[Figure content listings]

============================================================

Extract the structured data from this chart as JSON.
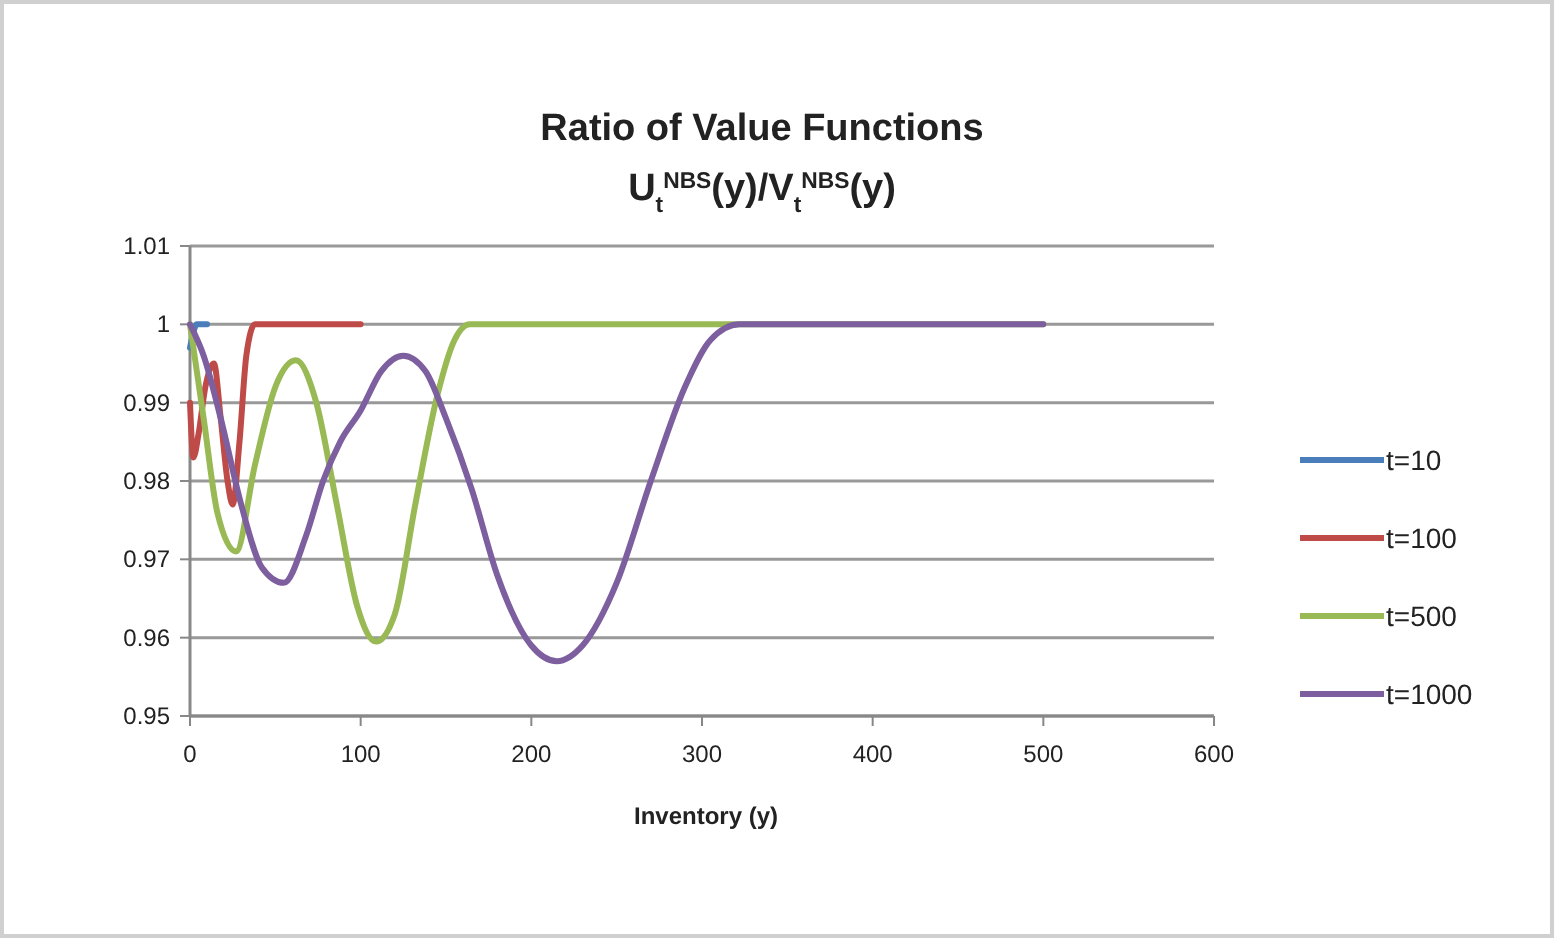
{
  "chart_data": {
    "type": "line",
    "title": "Ratio of Value Functions",
    "subtitle": "U$_{t}$$^{NBS}$(y)/V$_{t}$$^{NBS}$(y)",
    "xlabel": "Inventory (y)",
    "xlim": [
      0,
      600
    ],
    "xticks": [
      0,
      100,
      200,
      300,
      400,
      500,
      600
    ],
    "ylim": [
      0.95,
      1.01
    ],
    "yticks": [
      0.95,
      0.96,
      0.97,
      0.98,
      0.99,
      1,
      1.01
    ],
    "grid": "y",
    "legend": "right",
    "line_style": "solid",
    "marker": "none",
    "series": [
      {
        "name": "t=10",
        "color": "#4a7ebb",
        "x": [
          0,
          2,
          4,
          6,
          10
        ],
        "values": [
          0.997,
          0.999,
          1,
          1,
          1
        ]
      },
      {
        "name": "t=100",
        "color": "#be4b48",
        "x": [
          0,
          2,
          5,
          9,
          14,
          18,
          22,
          25,
          29,
          33,
          38,
          45,
          100
        ],
        "values": [
          0.99,
          0.983,
          0.986,
          0.992,
          0.995,
          0.988,
          0.98,
          0.977,
          0.985,
          0.996,
          1,
          1,
          1
        ]
      },
      {
        "name": "t=500",
        "color": "#98b954",
        "x": [
          0,
          8,
          16,
          27,
          38,
          50,
          62,
          74,
          86,
          98,
          109,
          120,
          132,
          145,
          155,
          164,
          180,
          500
        ],
        "values": [
          1,
          0.988,
          0.976,
          0.971,
          0.982,
          0.992,
          0.9954,
          0.99,
          0.977,
          0.964,
          0.9595,
          0.963,
          0.977,
          0.991,
          0.998,
          1,
          1,
          1
        ]
      },
      {
        "name": "t=1000",
        "color": "#7d5fa0",
        "x": [
          0,
          8,
          18,
          30,
          42,
          55,
          68,
          78,
          88,
          100,
          112,
          125,
          138,
          150,
          165,
          180,
          200,
          215,
          230,
          250,
          270,
          290,
          305,
          322,
          340,
          500
        ],
        "values": [
          1,
          0.996,
          0.988,
          0.977,
          0.969,
          0.967,
          0.973,
          0.98,
          0.985,
          0.989,
          0.994,
          0.996,
          0.994,
          0.988,
          0.979,
          0.968,
          0.959,
          0.957,
          0.959,
          0.967,
          0.98,
          0.992,
          0.998,
          1,
          1,
          1
        ]
      }
    ]
  }
}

============================================================

SHORT PROBLEM |
Omit every picture, then repeat the remaining data exactly as it appears above.

SOLUTION |
Extract the structured data from this chart as JSON.
{
  "chart_data": {
    "type": "line",
    "title": "Ratio of Value Functions",
    "subtitle": "U$_{t}$$^{NBS}$(y)/V$_{t}$$^{NBS}$(y)",
    "xlabel": "Inventory (y)",
    "xlim": [
      0,
      600
    ],
    "xticks": [
      0,
      100,
      200,
      300,
      400,
      500,
      600
    ],
    "ylim": [
      0.95,
      1.01
    ],
    "yticks": [
      0.95,
      0.96,
      0.97,
      0.98,
      0.99,
      1,
      1.01
    ],
    "grid": "y",
    "legend": "right",
    "line_style": "solid",
    "marker": "none",
    "series": [
      {
        "name": "t=10",
        "color": "#4a7ebb",
        "x": [
          0,
          2,
          4,
          6,
          10
        ],
        "values": [
          0.997,
          0.999,
          1,
          1,
          1
        ]
      },
      {
        "name": "t=100",
        "color": "#be4b48",
        "x": [
          0,
          2,
          5,
          9,
          14,
          18,
          22,
          25,
          29,
          33,
          38,
          45,
          100
        ],
        "values": [
          0.99,
          0.983,
          0.986,
          0.992,
          0.995,
          0.988,
          0.98,
          0.977,
          0.985,
          0.996,
          1,
          1,
          1
        ]
      },
      {
        "name": "t=500",
        "color": "#98b954",
        "x": [
          0,
          8,
          16,
          27,
          38,
          50,
          62,
          74,
          86,
          98,
          109,
          120,
          132,
          145,
          155,
          164,
          180,
          500
        ],
        "values": [
          1,
          0.988,
          0.976,
          0.971,
          0.982,
          0.992,
          0.9954,
          0.99,
          0.977,
          0.964,
          0.9595,
          0.963,
          0.977,
          0.991,
          0.998,
          1,
          1,
          1
        ]
      },
      {
        "name": "t=1000",
        "color": "#7d5fa0",
        "x": [
          0,
          8,
          18,
          30,
          42,
          55,
          68,
          78,
          88,
          100,
          112,
          125,
          138,
          150,
          165,
          180,
          200,
          215,
          230,
          250,
          270,
          290,
          305,
          322,
          340,
          500
        ],
        "values": [
          1,
          0.996,
          0.988,
          0.977,
          0.969,
          0.967,
          0.973,
          0.98,
          0.985,
          0.989,
          0.994,
          0.996,
          0.994,
          0.988,
          0.979,
          0.968,
          0.959,
          0.957,
          0.959,
          0.967,
          0.98,
          0.992,
          0.998,
          1,
          1,
          1
        ]
      }
    ]
  }
}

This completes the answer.